◆ Exercise brief: Gather up the lines that contain "cutting".

◆ Materials provided:
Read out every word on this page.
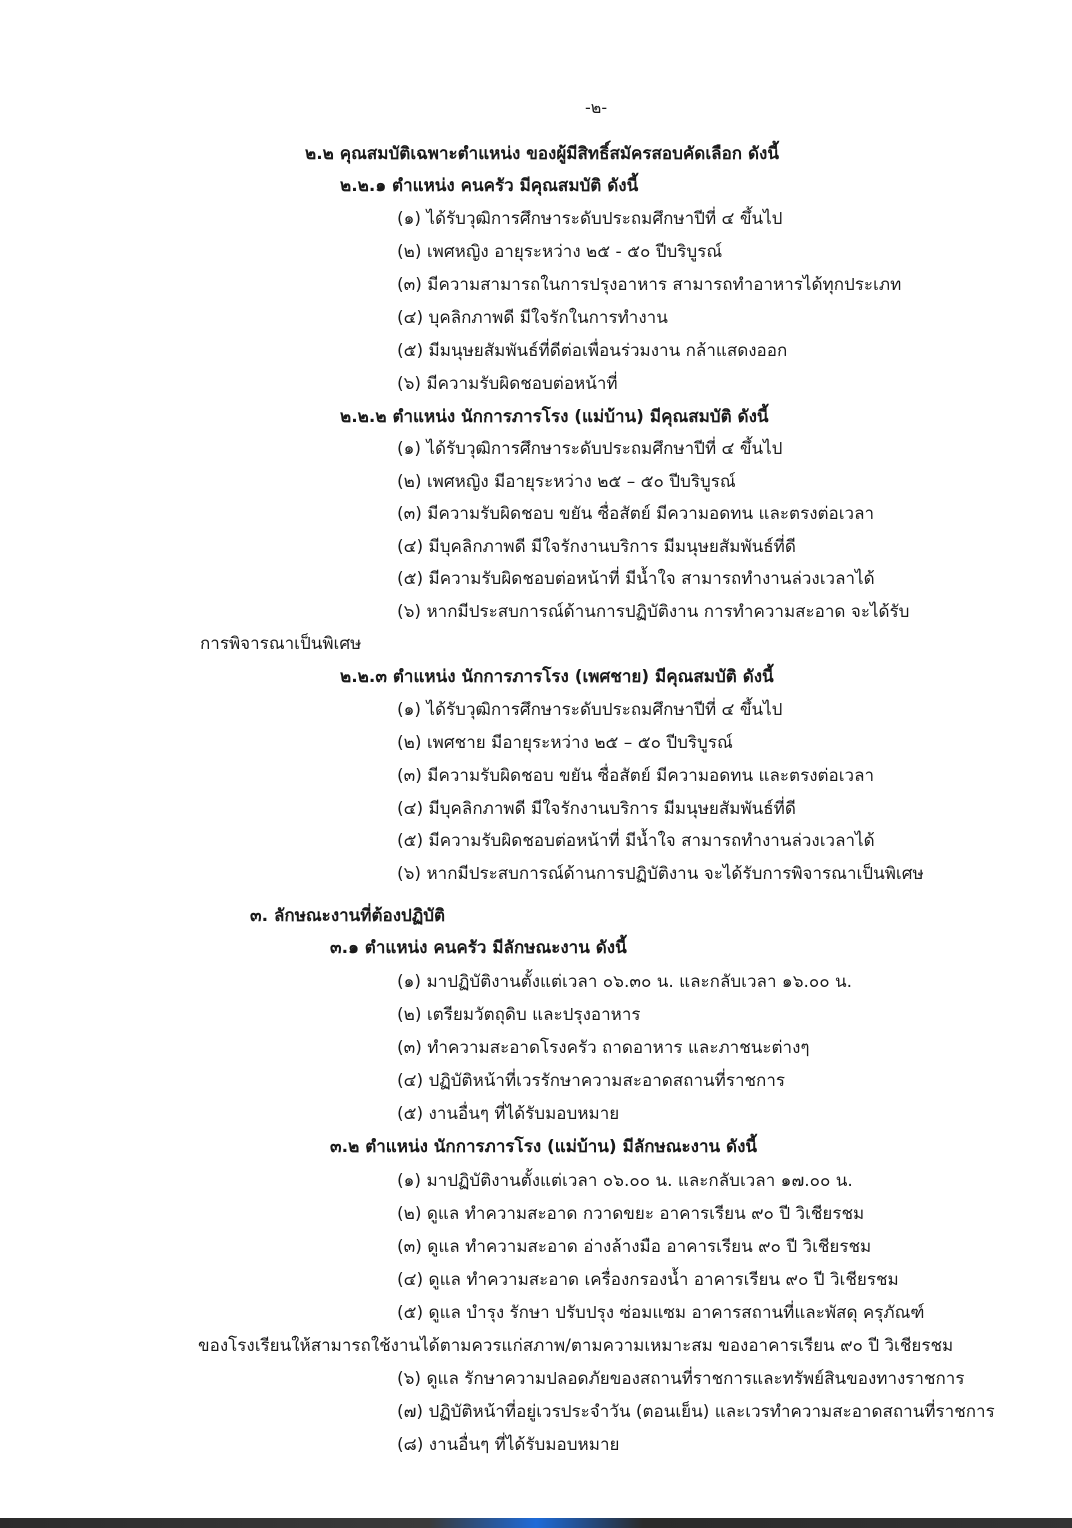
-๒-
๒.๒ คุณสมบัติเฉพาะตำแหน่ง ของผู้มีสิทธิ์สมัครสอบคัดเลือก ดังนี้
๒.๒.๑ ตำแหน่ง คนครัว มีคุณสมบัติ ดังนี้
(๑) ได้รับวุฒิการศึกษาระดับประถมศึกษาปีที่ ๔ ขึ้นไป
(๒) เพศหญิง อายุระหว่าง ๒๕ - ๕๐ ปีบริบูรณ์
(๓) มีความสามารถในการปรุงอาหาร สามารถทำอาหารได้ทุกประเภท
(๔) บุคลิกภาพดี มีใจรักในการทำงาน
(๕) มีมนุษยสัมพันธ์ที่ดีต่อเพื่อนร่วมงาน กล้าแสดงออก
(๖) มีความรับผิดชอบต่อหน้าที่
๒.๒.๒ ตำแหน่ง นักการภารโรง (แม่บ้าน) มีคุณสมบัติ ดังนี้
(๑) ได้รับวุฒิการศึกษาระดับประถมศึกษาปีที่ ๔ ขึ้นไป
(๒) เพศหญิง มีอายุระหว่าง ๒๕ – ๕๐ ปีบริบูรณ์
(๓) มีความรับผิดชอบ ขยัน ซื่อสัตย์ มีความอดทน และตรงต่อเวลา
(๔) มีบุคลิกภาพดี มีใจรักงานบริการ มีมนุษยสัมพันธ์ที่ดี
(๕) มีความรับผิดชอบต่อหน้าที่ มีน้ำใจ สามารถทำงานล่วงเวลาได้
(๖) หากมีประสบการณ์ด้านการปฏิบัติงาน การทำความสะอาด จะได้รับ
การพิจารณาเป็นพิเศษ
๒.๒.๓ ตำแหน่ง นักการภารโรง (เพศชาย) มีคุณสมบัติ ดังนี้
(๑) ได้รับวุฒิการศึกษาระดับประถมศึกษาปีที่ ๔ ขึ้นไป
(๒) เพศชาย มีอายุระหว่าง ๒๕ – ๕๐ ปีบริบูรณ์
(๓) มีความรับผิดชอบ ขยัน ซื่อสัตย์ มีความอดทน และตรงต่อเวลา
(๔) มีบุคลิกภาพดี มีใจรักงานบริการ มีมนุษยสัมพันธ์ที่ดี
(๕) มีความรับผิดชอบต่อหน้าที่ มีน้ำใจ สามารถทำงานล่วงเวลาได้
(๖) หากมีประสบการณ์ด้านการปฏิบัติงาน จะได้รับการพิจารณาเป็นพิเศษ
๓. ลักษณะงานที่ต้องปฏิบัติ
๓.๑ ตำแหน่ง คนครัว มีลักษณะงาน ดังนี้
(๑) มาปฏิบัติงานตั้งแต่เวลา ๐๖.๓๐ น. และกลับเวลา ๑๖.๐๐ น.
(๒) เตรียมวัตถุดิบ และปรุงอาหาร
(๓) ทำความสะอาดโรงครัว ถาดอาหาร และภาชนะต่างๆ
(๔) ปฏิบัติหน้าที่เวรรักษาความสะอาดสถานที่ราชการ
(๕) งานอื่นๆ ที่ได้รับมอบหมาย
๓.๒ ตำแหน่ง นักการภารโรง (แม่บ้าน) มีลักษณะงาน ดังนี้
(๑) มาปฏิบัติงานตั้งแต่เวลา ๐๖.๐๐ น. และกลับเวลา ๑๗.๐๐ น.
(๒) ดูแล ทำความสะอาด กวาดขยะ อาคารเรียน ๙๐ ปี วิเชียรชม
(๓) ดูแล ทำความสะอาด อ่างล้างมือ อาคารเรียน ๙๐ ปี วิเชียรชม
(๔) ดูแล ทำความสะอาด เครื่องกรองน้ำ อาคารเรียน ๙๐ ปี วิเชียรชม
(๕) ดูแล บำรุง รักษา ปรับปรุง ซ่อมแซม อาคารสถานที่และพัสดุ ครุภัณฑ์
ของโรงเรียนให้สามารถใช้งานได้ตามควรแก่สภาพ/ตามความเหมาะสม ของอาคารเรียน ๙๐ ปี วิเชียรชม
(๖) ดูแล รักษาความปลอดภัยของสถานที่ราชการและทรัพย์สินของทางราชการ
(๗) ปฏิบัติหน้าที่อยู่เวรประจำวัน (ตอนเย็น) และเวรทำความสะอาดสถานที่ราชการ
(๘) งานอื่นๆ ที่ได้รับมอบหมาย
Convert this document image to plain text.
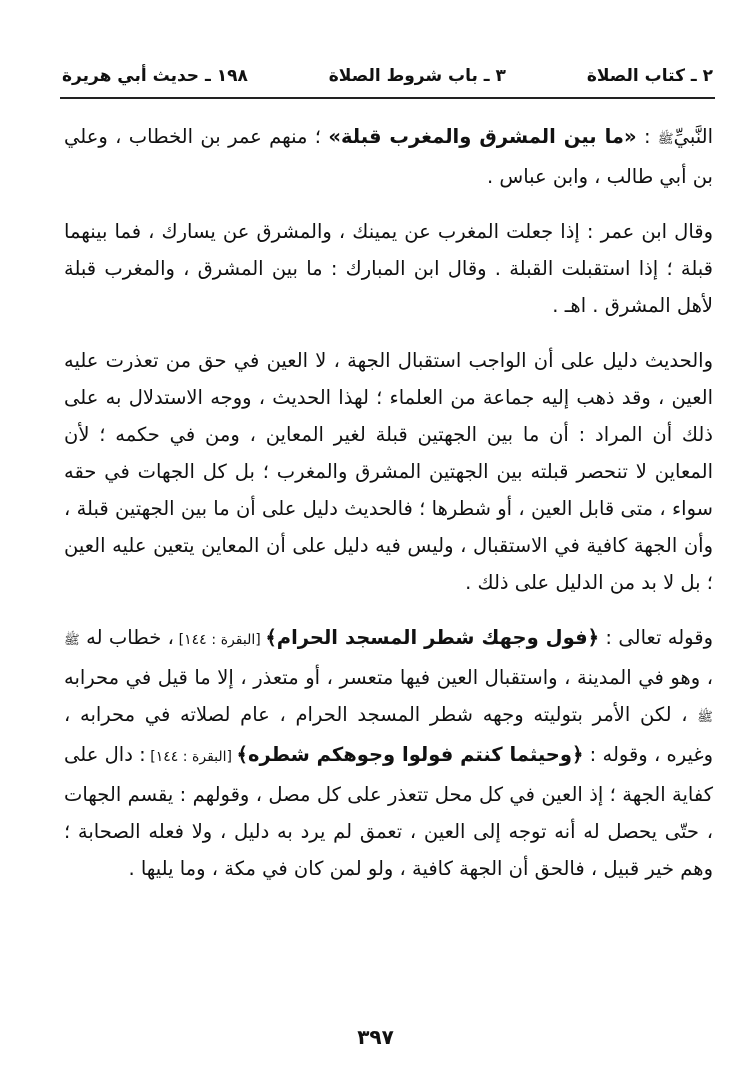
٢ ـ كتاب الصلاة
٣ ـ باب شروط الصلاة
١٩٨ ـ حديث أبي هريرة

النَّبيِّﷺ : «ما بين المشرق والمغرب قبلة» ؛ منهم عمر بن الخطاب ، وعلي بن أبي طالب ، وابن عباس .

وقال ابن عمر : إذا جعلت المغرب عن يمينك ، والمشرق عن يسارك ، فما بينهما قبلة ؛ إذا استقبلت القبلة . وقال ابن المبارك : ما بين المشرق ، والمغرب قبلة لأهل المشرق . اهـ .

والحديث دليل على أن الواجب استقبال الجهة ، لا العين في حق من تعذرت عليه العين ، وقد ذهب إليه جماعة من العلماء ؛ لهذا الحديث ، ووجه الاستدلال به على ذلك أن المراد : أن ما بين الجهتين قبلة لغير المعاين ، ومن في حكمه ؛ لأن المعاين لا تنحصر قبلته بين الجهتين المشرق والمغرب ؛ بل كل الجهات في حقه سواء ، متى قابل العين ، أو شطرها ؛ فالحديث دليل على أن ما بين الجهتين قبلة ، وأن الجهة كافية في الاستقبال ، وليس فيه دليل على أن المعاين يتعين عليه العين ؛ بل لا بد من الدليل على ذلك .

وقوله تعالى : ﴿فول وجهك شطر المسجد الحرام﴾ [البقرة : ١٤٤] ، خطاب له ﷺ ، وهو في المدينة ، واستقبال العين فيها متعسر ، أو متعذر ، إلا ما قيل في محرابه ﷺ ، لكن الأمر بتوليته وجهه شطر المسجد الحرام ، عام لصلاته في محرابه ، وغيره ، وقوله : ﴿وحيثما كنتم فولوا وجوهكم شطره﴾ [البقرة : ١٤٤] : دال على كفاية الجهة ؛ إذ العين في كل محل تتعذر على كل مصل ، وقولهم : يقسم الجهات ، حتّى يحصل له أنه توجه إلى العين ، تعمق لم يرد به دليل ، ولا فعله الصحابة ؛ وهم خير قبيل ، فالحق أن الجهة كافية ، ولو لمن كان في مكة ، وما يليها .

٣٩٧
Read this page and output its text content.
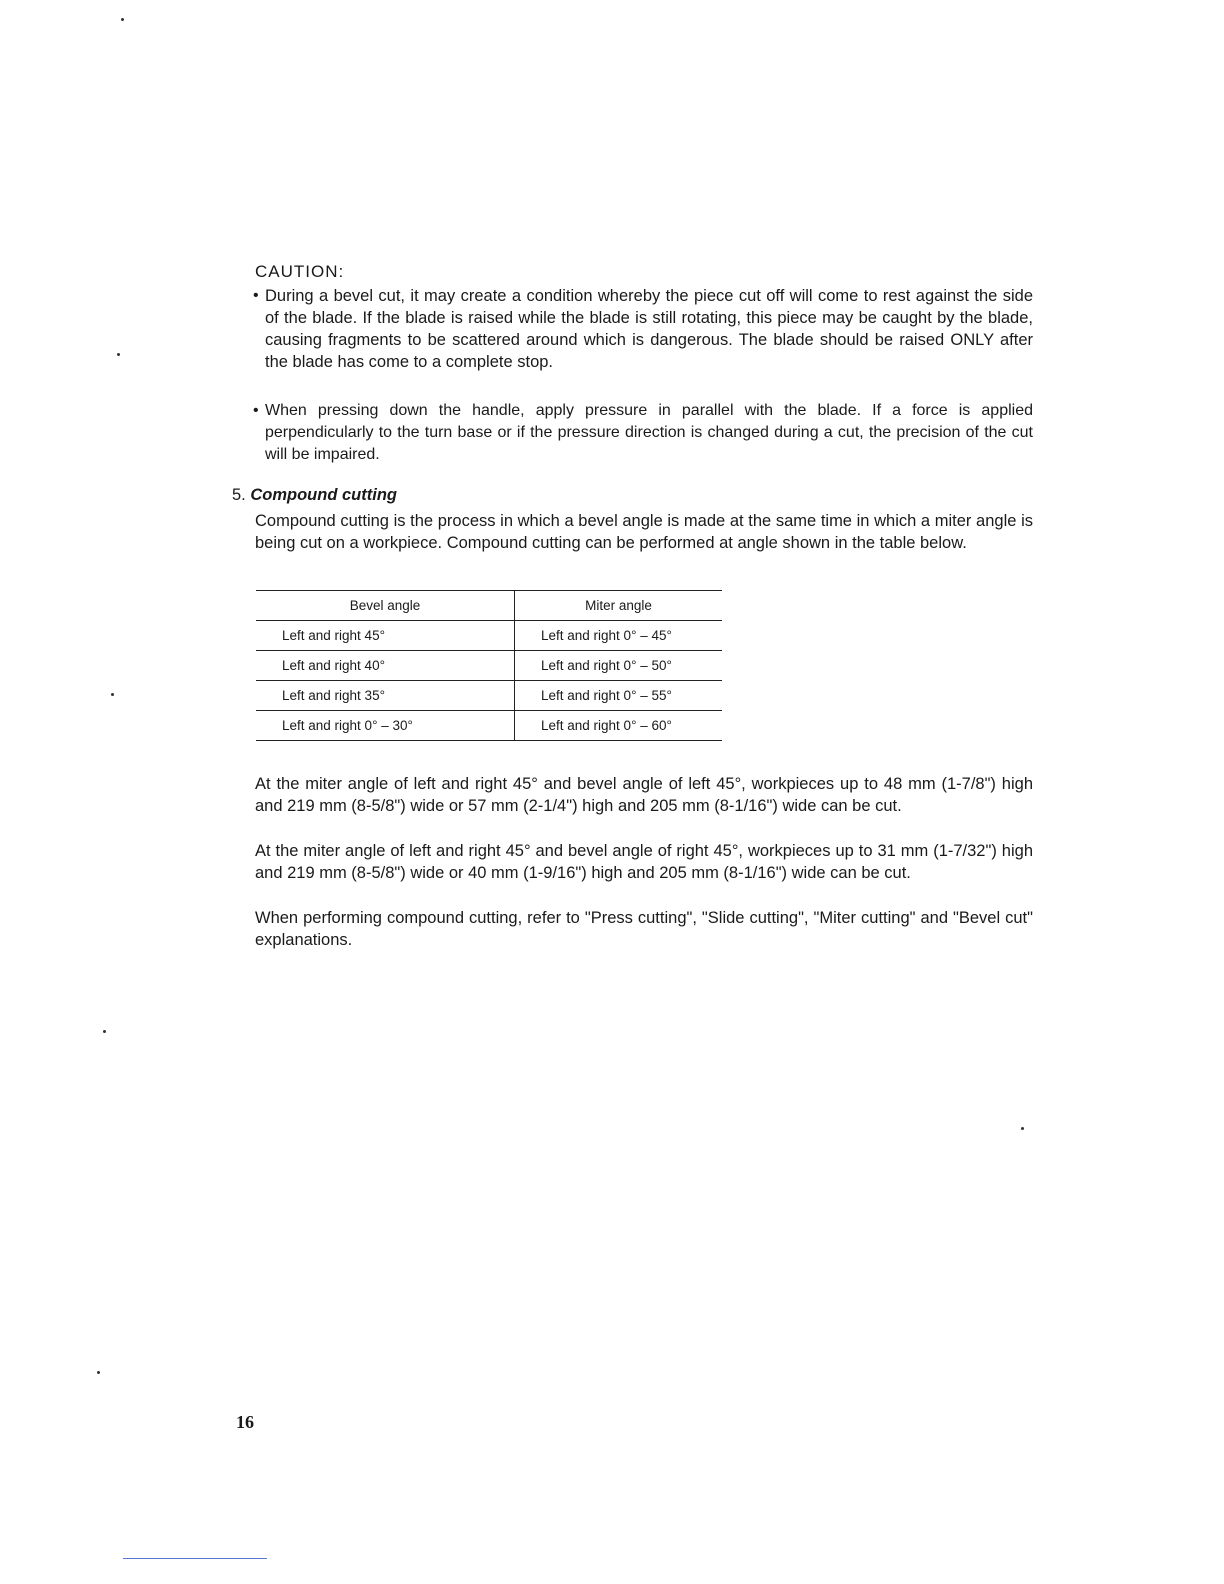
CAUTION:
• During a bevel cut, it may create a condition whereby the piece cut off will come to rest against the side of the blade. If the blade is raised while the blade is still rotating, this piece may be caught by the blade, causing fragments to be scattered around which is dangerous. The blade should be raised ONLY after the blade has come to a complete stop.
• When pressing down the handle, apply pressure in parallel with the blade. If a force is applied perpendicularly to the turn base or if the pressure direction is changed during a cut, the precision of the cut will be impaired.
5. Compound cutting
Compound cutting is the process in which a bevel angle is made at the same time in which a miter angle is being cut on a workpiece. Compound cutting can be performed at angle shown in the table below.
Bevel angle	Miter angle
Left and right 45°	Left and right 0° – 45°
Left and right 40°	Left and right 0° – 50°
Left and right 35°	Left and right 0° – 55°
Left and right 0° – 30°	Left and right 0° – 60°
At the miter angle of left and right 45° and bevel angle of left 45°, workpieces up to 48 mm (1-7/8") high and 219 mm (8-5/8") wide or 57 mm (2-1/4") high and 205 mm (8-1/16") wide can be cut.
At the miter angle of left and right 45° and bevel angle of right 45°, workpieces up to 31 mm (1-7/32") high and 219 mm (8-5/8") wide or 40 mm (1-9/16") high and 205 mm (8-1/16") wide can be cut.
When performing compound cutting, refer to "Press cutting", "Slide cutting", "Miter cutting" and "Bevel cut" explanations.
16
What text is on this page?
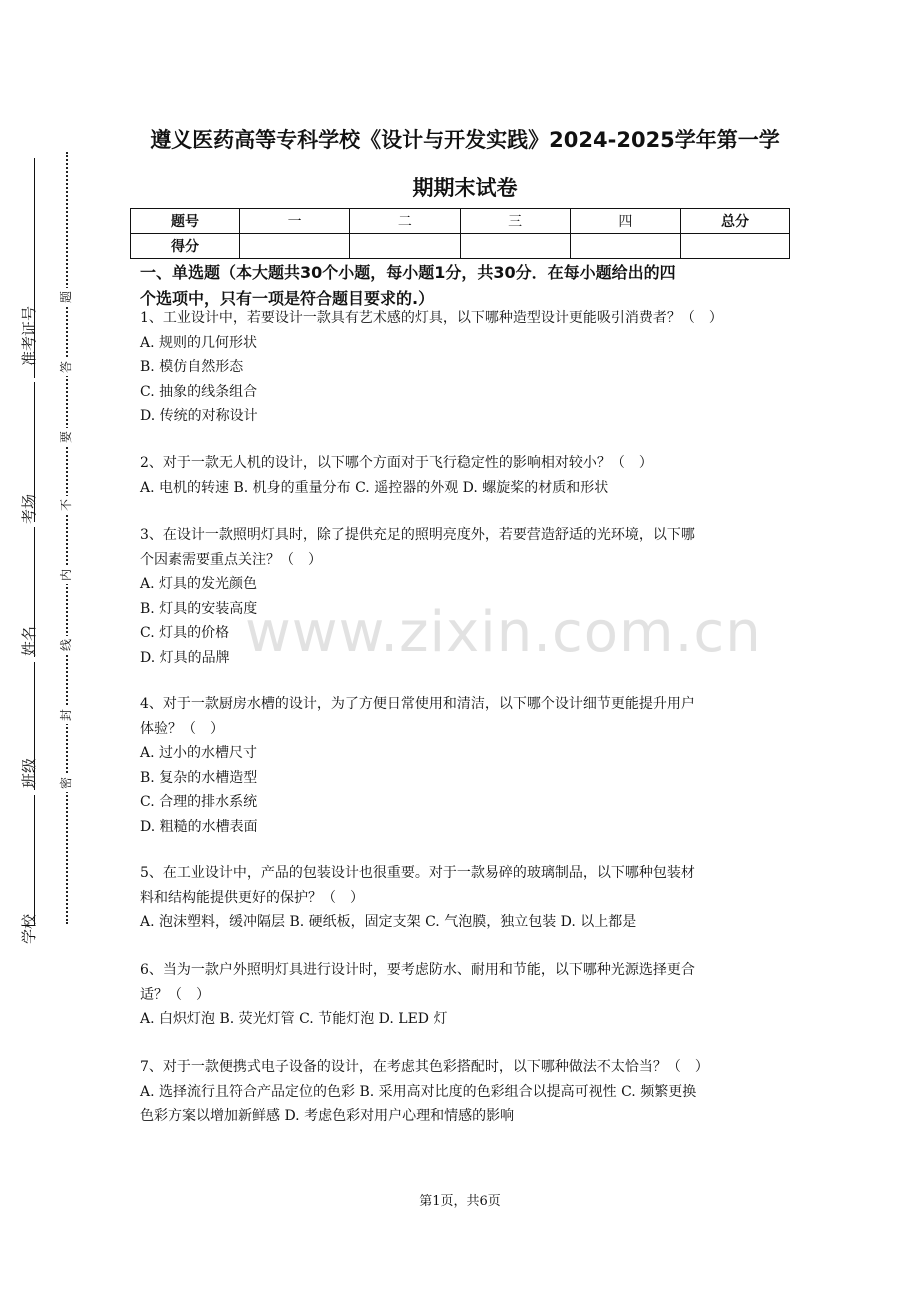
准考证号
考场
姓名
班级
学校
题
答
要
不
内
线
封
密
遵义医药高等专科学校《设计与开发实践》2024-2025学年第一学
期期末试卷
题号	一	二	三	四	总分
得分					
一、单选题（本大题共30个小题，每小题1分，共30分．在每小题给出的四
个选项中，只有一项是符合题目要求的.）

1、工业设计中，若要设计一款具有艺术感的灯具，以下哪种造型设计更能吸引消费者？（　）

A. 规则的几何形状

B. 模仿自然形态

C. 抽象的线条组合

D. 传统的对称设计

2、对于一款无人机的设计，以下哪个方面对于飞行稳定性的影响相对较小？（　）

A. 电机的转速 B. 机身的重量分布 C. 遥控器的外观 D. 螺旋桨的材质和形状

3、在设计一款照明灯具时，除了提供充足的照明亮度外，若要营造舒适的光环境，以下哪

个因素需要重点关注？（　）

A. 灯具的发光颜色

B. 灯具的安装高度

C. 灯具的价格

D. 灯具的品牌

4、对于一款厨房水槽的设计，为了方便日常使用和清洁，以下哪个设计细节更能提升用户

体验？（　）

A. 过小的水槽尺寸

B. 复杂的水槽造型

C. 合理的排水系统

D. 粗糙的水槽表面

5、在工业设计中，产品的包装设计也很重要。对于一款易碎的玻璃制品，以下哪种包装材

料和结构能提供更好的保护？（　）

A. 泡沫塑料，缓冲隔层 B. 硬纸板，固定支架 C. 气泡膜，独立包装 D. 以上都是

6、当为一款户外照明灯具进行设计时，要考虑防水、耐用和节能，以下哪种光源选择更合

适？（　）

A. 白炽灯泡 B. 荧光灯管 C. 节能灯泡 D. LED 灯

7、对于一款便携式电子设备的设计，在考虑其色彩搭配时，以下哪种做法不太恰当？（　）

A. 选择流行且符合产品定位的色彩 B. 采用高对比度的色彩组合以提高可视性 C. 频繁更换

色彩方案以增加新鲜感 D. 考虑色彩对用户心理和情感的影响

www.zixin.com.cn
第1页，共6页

◆ Task output:
5. Compound cutting
Compound cutting is the process in which a bevel angle is made at the same time in which a miter angle is being cut on a workpiece. Compound cutting can be performed at angle shown in the table below.
When performing compound cutting, refer to "Press cutting", "Slide cutting", "Miter cutting" and "Bevel cut" explanations.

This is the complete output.